Peinlich oder nicht?
Kosenamen in der Öffentlichkeit sind ja auch peinlich – oder etwa nicht? Man muss hier unterscheiden, finde ich. Vor allem Bezeichnungen wie Moppelchen, Pummelchen, Dickerchen, Pupsi, Stinkerle, Muschi, Hasenpups oder (mein Highlight!) Schnurzelpups (übrigens alles Begriffe, die bei unseren deutschen Nachbarn durchaus gerne Verwendung finden und die mir zeigen: Was Spitznamen angeht, kennt Peinlichkeit keine Grenzen 😁 ) gehören ins Schlafzimmer oder auf die Couch mit zu vielen Kissen und Plüschtieren. Aber nicht ganz so „private“ Kosenamen, die trotzdem alle irgendwie etwas Persönliches, (wie der Fachmann sagt) „Nähesprachliches“ mit sich bringen, dürfen den Weg aus den eigenen vier Wänden ruhig rausfinden – und das haben sie bereits getan. Heute verpasst man (wie eingangs schon geschrieben) auch guten Freunden Kosenamen, ich spreche liebe Freundinnen zB. manchmal mit „Hübsche“ oder „meine Puppe“ an. Natürlich handelt es sich vorwiegend um positiv besetzte Namen, bzw. um solche, die bei den meisten Menschen Assoziationen wie sympathisch, lieb, süß hervorrufen. Das schafft nämlich Bindung. Zicke, Dickkopf oder Diva zählen da nicht unbedingt dazu. Maus aber für viele eben schon.
......
• _AUFGABE A_
Kannst du den Text über Kosenamen vollständig und wortgetreu abschreiben?

• _VORLIEGENDE EINTRÄGE_
......
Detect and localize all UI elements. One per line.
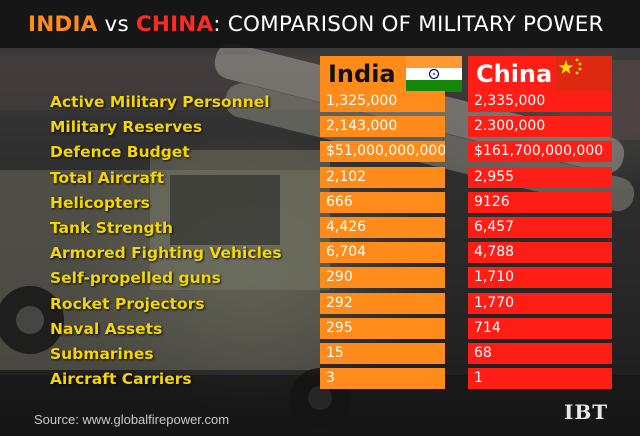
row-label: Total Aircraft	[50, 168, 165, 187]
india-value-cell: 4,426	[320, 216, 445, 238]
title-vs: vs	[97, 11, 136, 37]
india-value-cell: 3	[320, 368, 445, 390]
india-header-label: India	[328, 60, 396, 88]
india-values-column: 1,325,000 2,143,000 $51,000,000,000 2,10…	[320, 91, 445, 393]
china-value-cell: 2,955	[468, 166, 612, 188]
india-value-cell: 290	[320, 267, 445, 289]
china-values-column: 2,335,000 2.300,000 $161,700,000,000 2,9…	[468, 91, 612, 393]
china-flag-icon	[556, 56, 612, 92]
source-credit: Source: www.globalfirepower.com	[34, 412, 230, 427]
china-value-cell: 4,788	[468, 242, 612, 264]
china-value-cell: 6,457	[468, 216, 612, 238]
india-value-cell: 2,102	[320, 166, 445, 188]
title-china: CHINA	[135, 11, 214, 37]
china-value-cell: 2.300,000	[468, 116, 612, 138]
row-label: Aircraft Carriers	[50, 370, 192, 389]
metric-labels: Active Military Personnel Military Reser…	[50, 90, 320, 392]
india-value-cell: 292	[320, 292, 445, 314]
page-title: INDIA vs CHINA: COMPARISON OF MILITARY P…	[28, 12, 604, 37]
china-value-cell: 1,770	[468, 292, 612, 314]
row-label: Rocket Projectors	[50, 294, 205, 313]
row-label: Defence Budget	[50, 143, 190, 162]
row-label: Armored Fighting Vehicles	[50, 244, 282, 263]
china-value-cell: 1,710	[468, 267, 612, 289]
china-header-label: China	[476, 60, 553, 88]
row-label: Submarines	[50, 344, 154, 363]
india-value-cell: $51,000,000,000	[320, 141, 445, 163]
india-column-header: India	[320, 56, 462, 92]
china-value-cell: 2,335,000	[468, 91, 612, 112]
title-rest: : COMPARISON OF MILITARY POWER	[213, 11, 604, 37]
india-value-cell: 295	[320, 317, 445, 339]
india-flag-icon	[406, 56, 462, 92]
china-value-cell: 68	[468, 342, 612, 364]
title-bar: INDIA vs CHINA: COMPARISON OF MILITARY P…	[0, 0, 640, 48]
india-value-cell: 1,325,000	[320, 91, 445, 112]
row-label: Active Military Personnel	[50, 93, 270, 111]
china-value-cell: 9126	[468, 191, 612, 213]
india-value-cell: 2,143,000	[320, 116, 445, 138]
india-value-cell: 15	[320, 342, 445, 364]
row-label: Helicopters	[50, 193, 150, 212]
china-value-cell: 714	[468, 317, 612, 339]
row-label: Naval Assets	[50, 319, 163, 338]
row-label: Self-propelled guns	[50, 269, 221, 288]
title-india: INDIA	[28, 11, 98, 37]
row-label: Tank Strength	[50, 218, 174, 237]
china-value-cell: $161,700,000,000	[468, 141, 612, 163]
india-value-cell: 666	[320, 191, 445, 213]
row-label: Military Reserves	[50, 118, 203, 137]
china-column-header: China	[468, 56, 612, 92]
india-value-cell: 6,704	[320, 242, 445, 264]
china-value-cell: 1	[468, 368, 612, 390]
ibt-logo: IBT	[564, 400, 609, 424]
......
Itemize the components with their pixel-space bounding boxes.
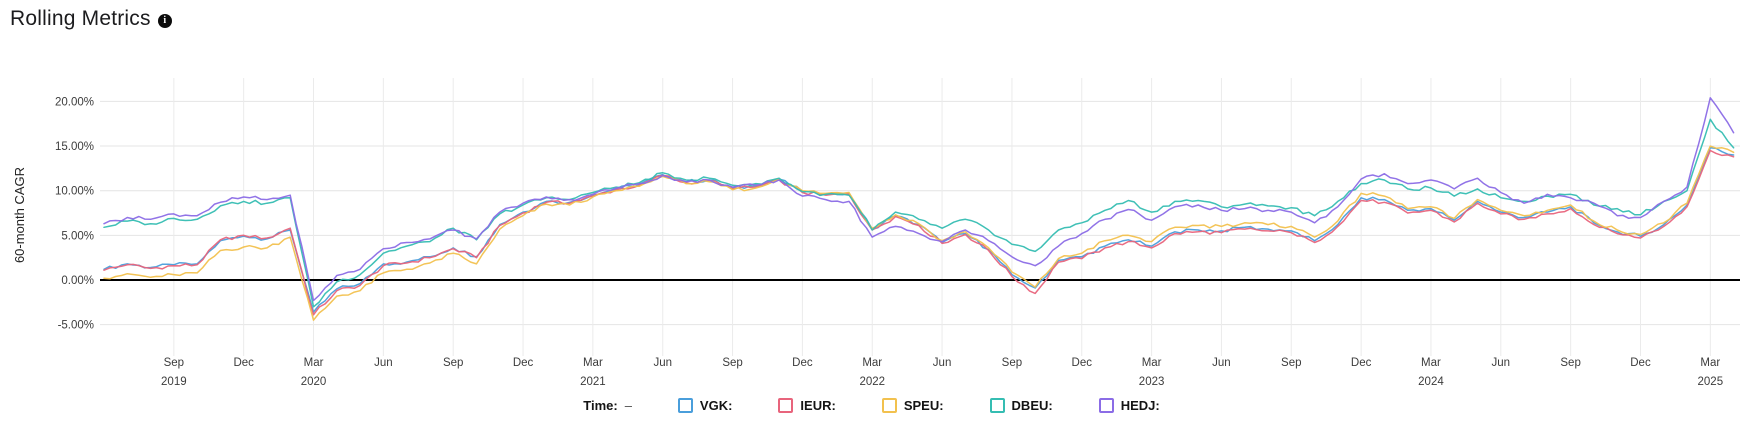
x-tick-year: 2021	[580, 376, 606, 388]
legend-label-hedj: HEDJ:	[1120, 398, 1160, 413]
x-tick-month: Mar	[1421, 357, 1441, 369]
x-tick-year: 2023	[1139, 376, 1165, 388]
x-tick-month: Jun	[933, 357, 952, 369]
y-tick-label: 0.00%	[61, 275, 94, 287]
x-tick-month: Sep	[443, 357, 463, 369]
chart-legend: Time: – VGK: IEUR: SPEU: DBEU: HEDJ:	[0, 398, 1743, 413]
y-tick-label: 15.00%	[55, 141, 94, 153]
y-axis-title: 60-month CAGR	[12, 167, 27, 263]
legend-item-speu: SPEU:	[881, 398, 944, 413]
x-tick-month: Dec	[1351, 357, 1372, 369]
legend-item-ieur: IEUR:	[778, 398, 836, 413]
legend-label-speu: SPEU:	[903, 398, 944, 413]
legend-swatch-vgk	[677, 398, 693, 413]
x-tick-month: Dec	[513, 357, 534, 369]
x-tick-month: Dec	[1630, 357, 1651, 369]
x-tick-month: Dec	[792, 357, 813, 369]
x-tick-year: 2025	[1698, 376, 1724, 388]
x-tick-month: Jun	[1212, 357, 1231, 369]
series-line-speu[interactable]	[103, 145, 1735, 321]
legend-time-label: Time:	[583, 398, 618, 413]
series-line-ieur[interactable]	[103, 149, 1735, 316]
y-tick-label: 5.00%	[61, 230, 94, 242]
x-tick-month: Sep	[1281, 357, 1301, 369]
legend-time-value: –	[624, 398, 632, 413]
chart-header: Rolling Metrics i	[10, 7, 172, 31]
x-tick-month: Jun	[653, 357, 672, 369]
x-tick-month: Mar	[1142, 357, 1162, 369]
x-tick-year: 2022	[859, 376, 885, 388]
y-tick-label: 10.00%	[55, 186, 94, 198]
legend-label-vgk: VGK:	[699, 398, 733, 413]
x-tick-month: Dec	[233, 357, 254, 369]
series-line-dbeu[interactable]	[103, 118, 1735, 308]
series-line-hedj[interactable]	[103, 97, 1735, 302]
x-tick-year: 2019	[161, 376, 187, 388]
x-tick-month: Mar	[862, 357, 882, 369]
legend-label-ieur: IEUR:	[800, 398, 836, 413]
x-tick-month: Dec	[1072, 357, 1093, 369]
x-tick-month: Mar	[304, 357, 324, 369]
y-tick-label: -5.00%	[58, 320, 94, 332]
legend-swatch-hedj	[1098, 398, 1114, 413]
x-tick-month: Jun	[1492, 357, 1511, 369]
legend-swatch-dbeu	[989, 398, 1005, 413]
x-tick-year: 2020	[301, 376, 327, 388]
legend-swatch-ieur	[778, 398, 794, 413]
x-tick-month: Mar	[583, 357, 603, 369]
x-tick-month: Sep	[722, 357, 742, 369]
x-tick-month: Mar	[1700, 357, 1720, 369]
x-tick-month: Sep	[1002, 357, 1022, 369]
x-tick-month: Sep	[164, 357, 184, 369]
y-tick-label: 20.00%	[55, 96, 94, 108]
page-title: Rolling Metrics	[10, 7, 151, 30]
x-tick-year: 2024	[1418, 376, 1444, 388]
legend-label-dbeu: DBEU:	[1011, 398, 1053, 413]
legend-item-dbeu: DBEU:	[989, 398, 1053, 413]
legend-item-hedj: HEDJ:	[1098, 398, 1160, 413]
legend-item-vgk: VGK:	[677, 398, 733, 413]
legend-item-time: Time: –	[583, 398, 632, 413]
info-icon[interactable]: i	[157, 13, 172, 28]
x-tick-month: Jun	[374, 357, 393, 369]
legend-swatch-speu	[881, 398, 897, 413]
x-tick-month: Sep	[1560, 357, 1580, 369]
......
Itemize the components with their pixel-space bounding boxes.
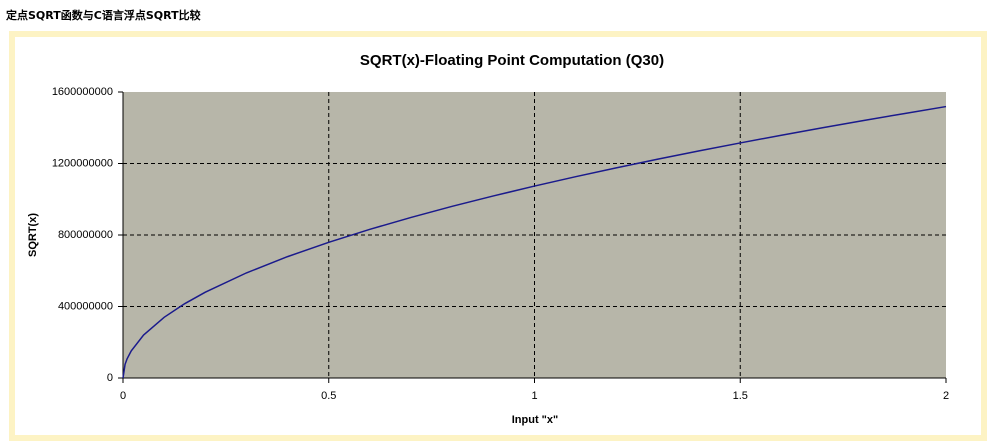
......
• _AUFGABE B_
Kannst du in den Einträgen von der Zeile mit „Detect and localize“ bis einschließlich der Zeile mit „141, 445, 163]“ jedes „row-label“ durch „row-name“ austauschen und nur diese Zeilen ansonsten unverändert wiedergeben? Lass die Bilder dabei weg.

• _ERGEBNIS A_
Peinlich oder nicht?
Kosenamen in der Öffentlichkeit sind ja auch peinlich – oder etwa nicht? Man muss hier unterscheiden, finde ich. Vor allem Bezeichnungen wie Moppelchen, Pummelchen, Dickerchen, Pupsi, Stinkerle, Muschi, Hasenpups oder (mein Highlight!) Schnurzelpups (übrigens alles Begriffe, die bei unseren deutschen Nachbarn durchaus gerne Verwendung finden und die mir zeigen: Was Spitznamen angeht, kennt Peinlichkeit keine Grenzen 😁 ) gehören ins Schlafzimmer oder auf die Couch mit zu vielen Kissen und Plüschtieren. Aber nicht ganz so „private“ Kosenamen, die trotzdem alle irgendwie etwas Persönliches, (wie der Fachmann sagt) „Nähesprachliches“ mit sich bringen, dürfen den Weg aus den eigenen vier Wänden ruhig rausfinden – und das haben sie bereits getan. Heute verpasst man (wie eingangs schon geschrieben) auch guten Freunden Kosenamen, ich spreche liebe Freundinnen zB. manchmal mit „Hübsche“ oder „meine Puppe“ an. Natürlich handelt es sich vorwiegend um positiv besetzte Namen, bzw. um solche, die bei den meisten Menschen Assoziationen wie sympathisch, lieb, süß hervorrufen. Das schafft nämlich Bindung. Zicke, Dickkopf oder Diva zählen da nicht unbedingt dazu. Maus aber für viele eben schon.

• _ERGEBNIS B_
Detect and localize all UI elements. One per line.
row-name: Total Aircraft	[50, 168, 165, 187]
india-value-cell: 4,426	[320, 216, 445, 238]
title-vs: vs	[97, 11, 136, 37]
india-value-cell: 3	[320, 368, 445, 390]
india-header-label: India	[328, 60, 396, 88]
india-values-column: 1,325,000 2,143,000 $51,000,000,000 2,10…	[320, 91, 445, 393]
china-value-cell: 2,955	[468, 166, 612, 188]
india-value-cell: 290	[320, 267, 445, 289]
china-values-column: 2,335,000 2.300,000 $161,700,000,000 2,9…	[468, 91, 612, 393]
china-flag-icon	[556, 56, 612, 92]
source-credit: Source: www.globalfirepower.com	[34, 412, 230, 427]
china-value-cell: 4,788	[468, 242, 612, 264]
china-value-cell: 6,457	[468, 216, 612, 238]
india-value-cell: 2,102	[320, 166, 445, 188]
title-china: CHINA	[135, 11, 214, 37]
china-value-cell: 2.300,000	[468, 116, 612, 138]
row-name: Aircraft Carriers	[50, 370, 192, 389]
metric-labels: Active Military Personnel Military Reser…	[50, 90, 320, 392]
india-value-cell: 292	[320, 292, 445, 314]
page-title: INDIA vs CHINA: COMPARISON OF MILITARY P…	[28, 12, 604, 37]
china-value-cell: 1,770	[468, 292, 612, 314]
row-name: Rocket Projectors	[50, 294, 205, 313]
row-name: Defence Budget	[50, 143, 190, 162]
row-name: Armored Fighting Vehicles	[50, 244, 282, 263]
china-value-cell: 1,710	[468, 267, 612, 289]
china-header-label: China	[476, 60, 553, 88]
row-name: Submarines	[50, 344, 154, 363]
india-value-cell: $51,000,000,000	[320, 141, 445, 163]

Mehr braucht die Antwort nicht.